→ What the task asks: Pick out the lines below that include the string "text".

→ Records to use:
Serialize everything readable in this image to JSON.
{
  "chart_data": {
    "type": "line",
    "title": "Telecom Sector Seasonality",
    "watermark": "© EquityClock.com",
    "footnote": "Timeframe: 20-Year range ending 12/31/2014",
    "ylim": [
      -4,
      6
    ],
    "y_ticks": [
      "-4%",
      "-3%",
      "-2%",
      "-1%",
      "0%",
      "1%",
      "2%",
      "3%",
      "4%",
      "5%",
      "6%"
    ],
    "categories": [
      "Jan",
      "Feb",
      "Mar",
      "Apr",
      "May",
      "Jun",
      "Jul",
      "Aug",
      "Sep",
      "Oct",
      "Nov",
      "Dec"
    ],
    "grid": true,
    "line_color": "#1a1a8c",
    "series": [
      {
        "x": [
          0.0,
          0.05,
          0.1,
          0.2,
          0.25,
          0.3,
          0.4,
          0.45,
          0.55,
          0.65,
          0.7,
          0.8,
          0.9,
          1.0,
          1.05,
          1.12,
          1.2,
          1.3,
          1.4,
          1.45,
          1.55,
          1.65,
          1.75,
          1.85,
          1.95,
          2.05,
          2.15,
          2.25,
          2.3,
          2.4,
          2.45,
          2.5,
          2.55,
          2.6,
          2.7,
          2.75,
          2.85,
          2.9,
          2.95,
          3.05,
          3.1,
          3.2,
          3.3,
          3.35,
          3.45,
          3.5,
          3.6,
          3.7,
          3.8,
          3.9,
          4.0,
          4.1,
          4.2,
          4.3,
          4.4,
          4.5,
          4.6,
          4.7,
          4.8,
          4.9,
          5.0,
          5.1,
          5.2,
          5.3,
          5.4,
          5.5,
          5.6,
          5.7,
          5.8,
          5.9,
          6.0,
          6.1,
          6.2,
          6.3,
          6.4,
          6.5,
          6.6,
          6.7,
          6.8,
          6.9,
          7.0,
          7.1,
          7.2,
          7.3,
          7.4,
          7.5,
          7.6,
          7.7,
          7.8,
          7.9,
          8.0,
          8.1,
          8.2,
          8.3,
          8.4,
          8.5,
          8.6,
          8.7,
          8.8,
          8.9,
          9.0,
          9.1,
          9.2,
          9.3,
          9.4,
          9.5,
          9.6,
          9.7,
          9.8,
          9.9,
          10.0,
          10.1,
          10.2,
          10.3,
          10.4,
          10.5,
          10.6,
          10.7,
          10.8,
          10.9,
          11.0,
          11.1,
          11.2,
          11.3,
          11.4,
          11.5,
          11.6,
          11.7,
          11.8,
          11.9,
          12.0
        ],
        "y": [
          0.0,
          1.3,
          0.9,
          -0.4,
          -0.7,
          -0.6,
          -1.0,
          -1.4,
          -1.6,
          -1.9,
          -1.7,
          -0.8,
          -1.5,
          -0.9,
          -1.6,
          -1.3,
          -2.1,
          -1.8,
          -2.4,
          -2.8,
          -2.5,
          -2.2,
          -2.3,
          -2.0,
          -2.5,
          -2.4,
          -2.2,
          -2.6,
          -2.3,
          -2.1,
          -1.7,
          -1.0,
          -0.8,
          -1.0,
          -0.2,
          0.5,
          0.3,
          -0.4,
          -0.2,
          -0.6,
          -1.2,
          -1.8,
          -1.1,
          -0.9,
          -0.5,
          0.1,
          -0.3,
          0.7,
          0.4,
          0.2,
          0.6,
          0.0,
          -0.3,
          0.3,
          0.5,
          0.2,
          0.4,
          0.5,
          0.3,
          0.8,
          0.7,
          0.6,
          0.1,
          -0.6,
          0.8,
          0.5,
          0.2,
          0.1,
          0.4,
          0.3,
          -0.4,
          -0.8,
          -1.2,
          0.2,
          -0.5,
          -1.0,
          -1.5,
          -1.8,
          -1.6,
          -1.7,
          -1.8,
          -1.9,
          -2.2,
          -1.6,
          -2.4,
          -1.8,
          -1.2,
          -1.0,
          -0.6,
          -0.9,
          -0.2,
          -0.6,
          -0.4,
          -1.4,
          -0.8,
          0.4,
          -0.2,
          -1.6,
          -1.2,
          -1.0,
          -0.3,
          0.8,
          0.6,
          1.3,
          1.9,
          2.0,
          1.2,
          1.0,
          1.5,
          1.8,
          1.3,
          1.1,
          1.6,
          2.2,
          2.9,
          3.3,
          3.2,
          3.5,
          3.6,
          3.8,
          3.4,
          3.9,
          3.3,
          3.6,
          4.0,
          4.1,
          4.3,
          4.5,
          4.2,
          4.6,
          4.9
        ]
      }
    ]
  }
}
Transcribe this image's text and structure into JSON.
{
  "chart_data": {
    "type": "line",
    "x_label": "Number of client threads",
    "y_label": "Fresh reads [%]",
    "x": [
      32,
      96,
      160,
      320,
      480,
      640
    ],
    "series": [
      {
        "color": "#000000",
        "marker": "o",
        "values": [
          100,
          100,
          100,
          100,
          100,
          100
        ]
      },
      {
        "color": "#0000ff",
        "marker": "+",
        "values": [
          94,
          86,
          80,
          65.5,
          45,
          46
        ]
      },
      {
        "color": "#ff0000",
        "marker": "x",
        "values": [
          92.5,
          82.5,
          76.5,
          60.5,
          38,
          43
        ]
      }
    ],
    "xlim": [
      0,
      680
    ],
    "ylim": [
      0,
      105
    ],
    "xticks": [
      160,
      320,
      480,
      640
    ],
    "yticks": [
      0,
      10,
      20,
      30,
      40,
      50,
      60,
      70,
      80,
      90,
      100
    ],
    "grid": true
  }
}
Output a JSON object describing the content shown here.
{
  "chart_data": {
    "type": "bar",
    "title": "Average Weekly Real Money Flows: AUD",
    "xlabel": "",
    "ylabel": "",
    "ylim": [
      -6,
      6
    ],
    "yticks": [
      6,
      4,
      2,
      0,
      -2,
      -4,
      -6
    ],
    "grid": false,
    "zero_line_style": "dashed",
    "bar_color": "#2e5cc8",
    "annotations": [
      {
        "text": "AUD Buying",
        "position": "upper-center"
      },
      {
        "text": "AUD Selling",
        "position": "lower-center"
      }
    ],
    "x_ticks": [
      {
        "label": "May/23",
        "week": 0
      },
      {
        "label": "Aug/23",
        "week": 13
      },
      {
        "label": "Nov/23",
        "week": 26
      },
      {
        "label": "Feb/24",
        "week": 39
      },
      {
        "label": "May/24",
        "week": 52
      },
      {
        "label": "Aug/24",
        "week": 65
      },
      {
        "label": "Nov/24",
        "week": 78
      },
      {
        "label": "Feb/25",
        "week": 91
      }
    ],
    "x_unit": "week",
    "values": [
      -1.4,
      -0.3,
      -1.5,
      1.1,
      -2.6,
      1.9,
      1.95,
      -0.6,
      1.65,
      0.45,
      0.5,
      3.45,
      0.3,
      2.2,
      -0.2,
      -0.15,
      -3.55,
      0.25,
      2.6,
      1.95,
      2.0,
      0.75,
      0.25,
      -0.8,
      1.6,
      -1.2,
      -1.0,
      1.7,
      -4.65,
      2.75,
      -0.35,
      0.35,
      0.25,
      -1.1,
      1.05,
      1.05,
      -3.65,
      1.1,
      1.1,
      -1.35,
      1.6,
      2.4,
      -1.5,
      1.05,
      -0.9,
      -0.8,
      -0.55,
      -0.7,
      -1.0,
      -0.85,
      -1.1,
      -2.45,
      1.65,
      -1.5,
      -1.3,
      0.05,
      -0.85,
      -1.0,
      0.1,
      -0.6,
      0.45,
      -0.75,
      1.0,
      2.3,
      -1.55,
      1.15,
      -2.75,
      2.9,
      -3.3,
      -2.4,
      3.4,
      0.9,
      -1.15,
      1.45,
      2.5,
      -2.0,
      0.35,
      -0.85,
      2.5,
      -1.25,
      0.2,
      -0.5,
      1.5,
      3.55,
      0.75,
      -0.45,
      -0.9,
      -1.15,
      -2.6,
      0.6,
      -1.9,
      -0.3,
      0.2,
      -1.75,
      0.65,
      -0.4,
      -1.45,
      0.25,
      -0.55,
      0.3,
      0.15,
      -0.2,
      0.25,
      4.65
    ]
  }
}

→ Task solution:
Transcribe this image's text and structure into JSON.
        "text": "AUD Buying",
        "text": "AUD Selling",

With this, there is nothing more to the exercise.